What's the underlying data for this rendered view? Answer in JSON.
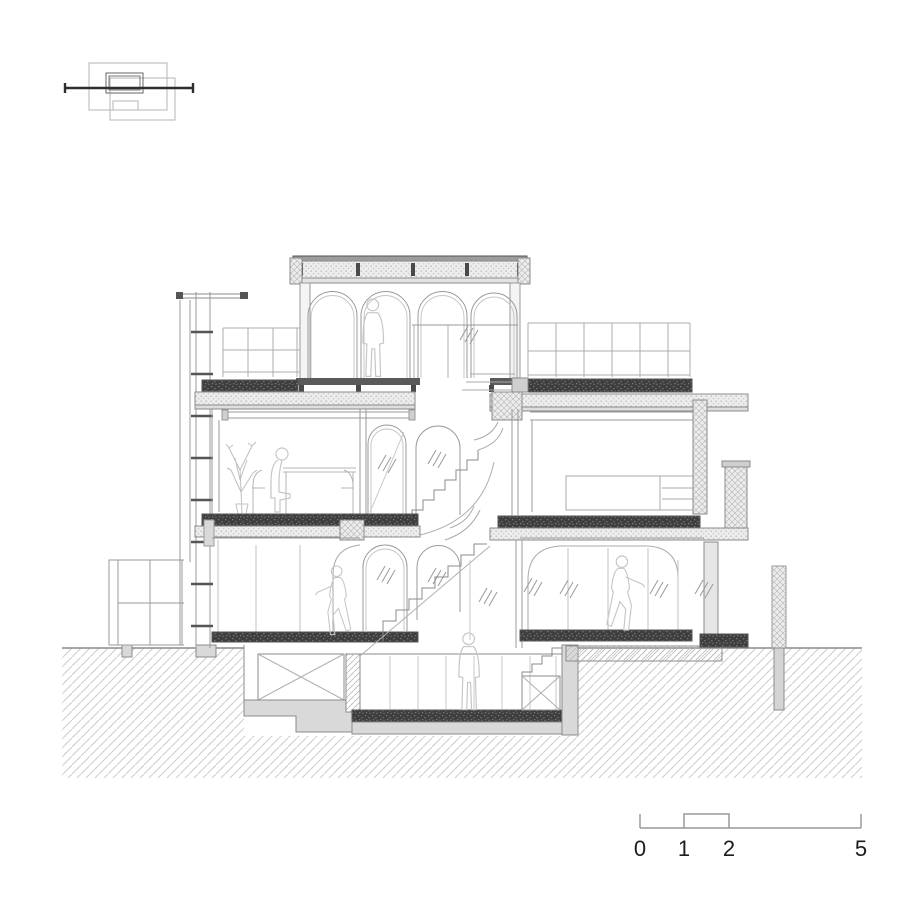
{
  "drawing": {
    "kind": "architectural cross-section",
    "scale_bar": {
      "labels": [
        "0",
        "1",
        "2",
        "5"
      ]
    },
    "colors": {
      "background": "#ffffff",
      "linework": "#8b8b8b",
      "light_linework": "#b8b8b8",
      "dark_fill": "#3f3f3f",
      "concrete_fill": "#d9d9d9",
      "hatch_line": "#c9c9c9",
      "figure_line": "#c6c6c6",
      "section_line": "#2e2e2e",
      "label_text": "#1c1c1c"
    }
  }
}
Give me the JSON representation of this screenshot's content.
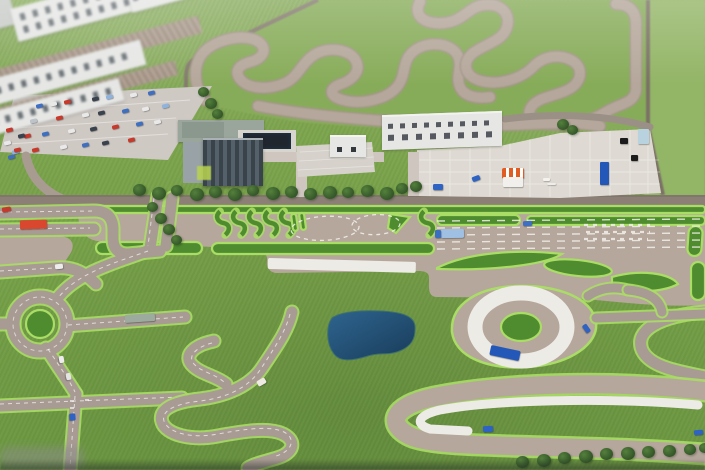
{
  "scene": {
    "subject": "Aerial photograph of a miniature scale model of a vehicle proving ground and driver training facility",
    "features": [
      "winding handling course",
      "grandstand buildings",
      "visitor parking lot with cars",
      "office building",
      "workshop hall",
      "concrete apron with equipment",
      "slalom practice islands",
      "dashed steering circles",
      "multi-lane braking straight with white stripe",
      "roundabout",
      "city practice streets",
      "serpentine practice road",
      "dark blue pond",
      "wet skid pad ring",
      "high-speed hairpin bend with white curve marking",
      "tree rows"
    ]
  },
  "colors": {
    "grass_base": "#79a24a",
    "grass_field": "#87ac59",
    "grass_right": "#93b566",
    "island_green": "#4f8c30",
    "island_edge": "#aadd66",
    "track_tan": "#b5a79b",
    "road_grey": "#a89b93",
    "main_road": "#8c8076",
    "apron": "#dedad3",
    "white_paint": "#edebe5",
    "building_white": "#e6e7e5",
    "glass_dark": "#4b555c",
    "pond_dark": "#16395b",
    "pond_light": "#2d6492",
    "tent_orange": "#e05c22",
    "border_brown": "#7b7166"
  },
  "vehicles": {
    "parked_cars": [
      {
        "x": 36,
        "y": 104,
        "c": "#3f6fc0"
      },
      {
        "x": 50,
        "y": 102,
        "c": "#e9e9e9"
      },
      {
        "x": 64,
        "y": 100,
        "c": "#c6392b"
      },
      {
        "x": 92,
        "y": 97,
        "c": "#39424d"
      },
      {
        "x": 106,
        "y": 95,
        "c": "#8fb3dd"
      },
      {
        "x": 130,
        "y": 93,
        "c": "#e9e9e9"
      },
      {
        "x": 148,
        "y": 91,
        "c": "#3f6fc0"
      },
      {
        "x": 30,
        "y": 119,
        "c": "#bcc3c9"
      },
      {
        "x": 56,
        "y": 116,
        "c": "#c6392b"
      },
      {
        "x": 82,
        "y": 113,
        "c": "#e9e9e9"
      },
      {
        "x": 98,
        "y": 111,
        "c": "#39424d"
      },
      {
        "x": 122,
        "y": 109,
        "c": "#3f6fc0"
      },
      {
        "x": 142,
        "y": 107,
        "c": "#e9e9e9"
      },
      {
        "x": 162,
        "y": 104,
        "c": "#8fb3dd"
      },
      {
        "x": 24,
        "y": 134,
        "c": "#c6392b"
      },
      {
        "x": 42,
        "y": 132,
        "c": "#3f6fc0"
      },
      {
        "x": 68,
        "y": 129,
        "c": "#e9e9e9"
      },
      {
        "x": 90,
        "y": 127,
        "c": "#39424d"
      },
      {
        "x": 112,
        "y": 125,
        "c": "#c6392b"
      },
      {
        "x": 136,
        "y": 122,
        "c": "#3f6fc0"
      },
      {
        "x": 154,
        "y": 120,
        "c": "#e9e9e9"
      },
      {
        "x": 12,
        "y": 150,
        "c": "#8fb3dd"
      },
      {
        "x": 32,
        "y": 148,
        "c": "#c6392b"
      },
      {
        "x": 60,
        "y": 145,
        "c": "#e9e9e9"
      },
      {
        "x": 82,
        "y": 143,
        "c": "#3f6fc0"
      },
      {
        "x": 102,
        "y": 141,
        "c": "#39424d"
      },
      {
        "x": 128,
        "y": 138,
        "c": "#c6392b"
      },
      {
        "x": 6,
        "y": 128,
        "c": "#c6392b"
      },
      {
        "x": 18,
        "y": 134,
        "c": "#39424d"
      },
      {
        "x": 4,
        "y": 141,
        "c": "#e9e9e9"
      },
      {
        "x": 14,
        "y": 148,
        "c": "#c6392b"
      },
      {
        "x": 8,
        "y": 155,
        "c": "#3f6fc0"
      }
    ],
    "road_vehicles": [
      {
        "name": "red-bus",
        "x": 20,
        "y": 220,
        "w": 27,
        "h": 9,
        "rot": -2,
        "color": "#d9472f"
      },
      {
        "name": "red-car",
        "x": 2,
        "y": 207,
        "w": 9,
        "h": 5,
        "rot": -8,
        "color": "#c23b2e"
      },
      {
        "name": "blue-truck-trailer",
        "x": 441,
        "y": 229,
        "w": 23,
        "h": 9,
        "rot": -1,
        "color": "#9fc0e2"
      },
      {
        "name": "blue-truck-cab",
        "x": 435,
        "y": 230,
        "w": 6,
        "h": 8,
        "rot": -1,
        "color": "#3a6ec0"
      },
      {
        "name": "blue-car-lanes",
        "x": 523,
        "y": 221,
        "w": 9,
        "h": 5,
        "rot": -2,
        "color": "#3f6fc0"
      },
      {
        "name": "grey-bus",
        "x": 125,
        "y": 314,
        "w": 30,
        "h": 8,
        "rot": -4,
        "color": "#9cab9e"
      },
      {
        "name": "white-car-crossroad",
        "x": 55,
        "y": 264,
        "w": 8,
        "h": 5,
        "rot": -6,
        "color": "#ececec"
      },
      {
        "name": "white-car-avenue-1",
        "x": 58,
        "y": 357,
        "w": 7,
        "h": 5,
        "rot": 80,
        "color": "#ececec"
      },
      {
        "name": "white-car-avenue-2",
        "x": 65,
        "y": 374,
        "w": 7,
        "h": 5,
        "rot": 80,
        "color": "#e4e4e4"
      },
      {
        "name": "blue-car-junction",
        "x": 69,
        "y": 414,
        "w": 7,
        "h": 6,
        "rot": 85,
        "color": "#2e63c4"
      },
      {
        "name": "white-red-car-serpentine",
        "x": 257,
        "y": 379,
        "w": 9,
        "h": 6,
        "rot": -30,
        "color": "#efe9e4"
      },
      {
        "name": "blue-truck-skidpad",
        "x": 490,
        "y": 348,
        "w": 30,
        "h": 10,
        "rot": 12,
        "color": "#2458b8"
      },
      {
        "name": "blue-car-skidpad",
        "x": 582,
        "y": 326,
        "w": 9,
        "h": 5,
        "rot": 55,
        "color": "#2e63c4"
      },
      {
        "name": "blue-car-hairpin",
        "x": 483,
        "y": 426,
        "w": 10,
        "h": 6,
        "rot": -3,
        "color": "#2e63c4"
      },
      {
        "name": "blue-car-bottom-right",
        "x": 694,
        "y": 430,
        "w": 9,
        "h": 5,
        "rot": -5,
        "color": "#2e63c4"
      },
      {
        "name": "blue-car-apron",
        "x": 472,
        "y": 176,
        "w": 8,
        "h": 5,
        "rot": -20,
        "color": "#2e63c4"
      },
      {
        "name": "blue-bin-apron",
        "x": 433,
        "y": 184,
        "w": 10,
        "h": 6,
        "rot": 0,
        "color": "#2e63c4"
      }
    ]
  },
  "apron_objects": [
    {
      "name": "orange-tent-roof",
      "x": 502,
      "y": 168,
      "w": 22,
      "h": 10,
      "type": "striped"
    },
    {
      "name": "tent-body",
      "x": 503,
      "y": 177,
      "w": 20,
      "h": 10,
      "color": "#f2f0ec"
    },
    {
      "name": "blue-container",
      "x": 600,
      "y": 162,
      "w": 9,
      "h": 23,
      "color": "#2458b8"
    },
    {
      "name": "black-crate-1",
      "x": 620,
      "y": 138,
      "w": 8,
      "h": 6,
      "color": "#1c1c1c"
    },
    {
      "name": "black-crate-2",
      "x": 631,
      "y": 155,
      "w": 7,
      "h": 6,
      "color": "#1c1c1c"
    },
    {
      "name": "pale-blue-cabinet",
      "x": 638,
      "y": 129,
      "w": 11,
      "h": 15,
      "color": "#b9d2df"
    },
    {
      "name": "white-pallet-1",
      "x": 543,
      "y": 178,
      "w": 7,
      "h": 3,
      "color": "#f4f2ee"
    },
    {
      "name": "white-pallet-2",
      "x": 547,
      "y": 183,
      "w": 9,
      "h": 2,
      "color": "#efede9"
    }
  ],
  "trees": {
    "main_row": [
      {
        "x": 133,
        "y": 184,
        "s": 13
      },
      {
        "x": 152,
        "y": 187,
        "s": 14
      },
      {
        "x": 171,
        "y": 185,
        "s": 12
      },
      {
        "x": 190,
        "y": 188,
        "s": 14
      },
      {
        "x": 209,
        "y": 186,
        "s": 13
      },
      {
        "x": 228,
        "y": 188,
        "s": 14
      },
      {
        "x": 247,
        "y": 185,
        "s": 12
      },
      {
        "x": 266,
        "y": 187,
        "s": 14
      },
      {
        "x": 285,
        "y": 186,
        "s": 13
      },
      {
        "x": 304,
        "y": 188,
        "s": 13
      },
      {
        "x": 323,
        "y": 186,
        "s": 14
      },
      {
        "x": 342,
        "y": 187,
        "s": 12
      },
      {
        "x": 361,
        "y": 185,
        "s": 13
      },
      {
        "x": 380,
        "y": 187,
        "s": 14
      },
      {
        "x": 396,
        "y": 183,
        "s": 12
      },
      {
        "x": 410,
        "y": 181,
        "s": 12
      }
    ],
    "bottom_right_row": [
      {
        "x": 516,
        "y": 456,
        "s": 13
      },
      {
        "x": 537,
        "y": 454,
        "s": 14
      },
      {
        "x": 558,
        "y": 452,
        "s": 13
      },
      {
        "x": 579,
        "y": 450,
        "s": 14
      },
      {
        "x": 600,
        "y": 448,
        "s": 13
      },
      {
        "x": 621,
        "y": 447,
        "s": 14
      },
      {
        "x": 642,
        "y": 446,
        "s": 13
      },
      {
        "x": 663,
        "y": 445,
        "s": 13
      },
      {
        "x": 684,
        "y": 444,
        "s": 12
      },
      {
        "x": 699,
        "y": 443,
        "s": 11
      }
    ],
    "city_column": [
      {
        "x": 147,
        "y": 202,
        "s": 11
      },
      {
        "x": 155,
        "y": 213,
        "s": 12
      },
      {
        "x": 163,
        "y": 224,
        "s": 12
      },
      {
        "x": 171,
        "y": 235,
        "s": 11
      }
    ],
    "parking_edge": [
      {
        "x": 198,
        "y": 87,
        "s": 11
      },
      {
        "x": 205,
        "y": 98,
        "s": 12
      },
      {
        "x": 212,
        "y": 109,
        "s": 11
      }
    ],
    "apron_corner": [
      {
        "x": 557,
        "y": 119,
        "s": 12
      },
      {
        "x": 567,
        "y": 125,
        "s": 11
      }
    ]
  }
}
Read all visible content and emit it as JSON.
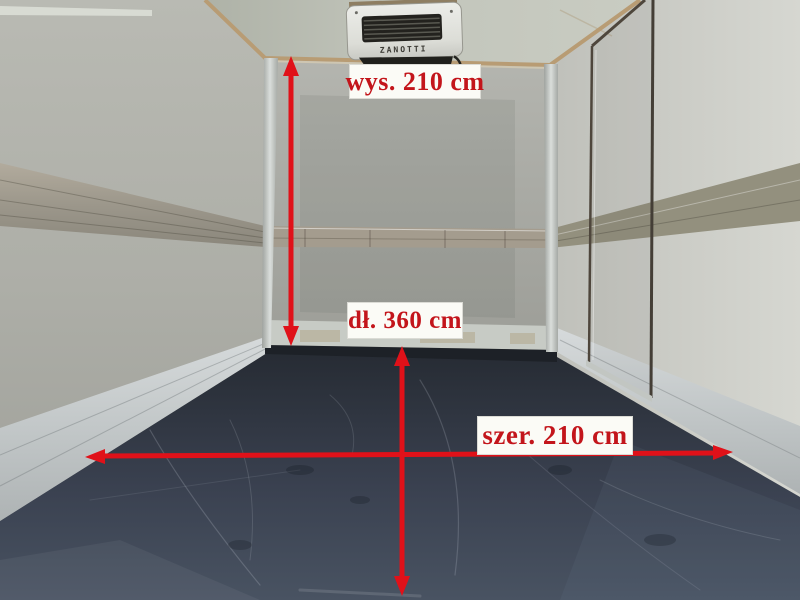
{
  "annotations": {
    "height": {
      "label": "wys. 210 cm"
    },
    "length": {
      "label": "dł. 360 cm"
    },
    "width": {
      "label": "szer. 210 cm"
    }
  },
  "refrigeration_unit": {
    "brand": "ZANOTTI"
  },
  "colors": {
    "arrow": "#e01119",
    "label_text": "#c3151b",
    "label_bg": "#fbfbf6",
    "wall": "#b0b1ab",
    "ceiling": "#bcc0b5",
    "floor_dark": "#2a2f38",
    "floor_light": "#4c5564",
    "trim_wood": "#b89c74",
    "rail_aluminum": "#c9cecf",
    "door_frame": "#4e463c"
  }
}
########################################
Directions: Look over the material above and show each line where "JSON" appears.

Result of the task:
What's the underlying data for this rendered view? Answer in JSON.
Give me the JSON representation of this screenshot's content.
Read all visible content and emit it as JSON.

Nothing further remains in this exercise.